WHAT YOU NEED TO DO
Show all lines holding the string "甘肃省会宁县第一中学".

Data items
________________
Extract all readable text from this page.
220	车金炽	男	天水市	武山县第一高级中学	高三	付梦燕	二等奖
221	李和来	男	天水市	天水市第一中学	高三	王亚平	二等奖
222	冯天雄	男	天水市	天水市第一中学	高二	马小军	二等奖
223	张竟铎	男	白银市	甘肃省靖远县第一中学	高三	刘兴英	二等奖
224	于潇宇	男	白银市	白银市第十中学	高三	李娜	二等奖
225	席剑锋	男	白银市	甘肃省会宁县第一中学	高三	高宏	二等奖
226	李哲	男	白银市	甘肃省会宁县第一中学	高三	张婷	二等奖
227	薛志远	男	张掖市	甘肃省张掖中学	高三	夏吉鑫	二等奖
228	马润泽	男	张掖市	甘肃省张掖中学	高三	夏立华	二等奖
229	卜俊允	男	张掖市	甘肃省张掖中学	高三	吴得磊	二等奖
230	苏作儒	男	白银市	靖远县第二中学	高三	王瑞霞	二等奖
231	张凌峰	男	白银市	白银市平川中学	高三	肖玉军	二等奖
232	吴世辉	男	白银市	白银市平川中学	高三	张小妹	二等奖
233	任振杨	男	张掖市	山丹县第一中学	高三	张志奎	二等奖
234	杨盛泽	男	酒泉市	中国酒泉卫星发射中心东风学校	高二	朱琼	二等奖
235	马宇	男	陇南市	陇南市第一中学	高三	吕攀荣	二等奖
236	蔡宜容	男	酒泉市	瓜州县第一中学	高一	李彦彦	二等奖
________________
RESPONSE
225	席剑锋	男	白银市	甘肃省会宁县第一中学	高三	高宏	二等奖
226	李哲	男	白银市	甘肃省会宁县第一中学	高三	张婷	二等奖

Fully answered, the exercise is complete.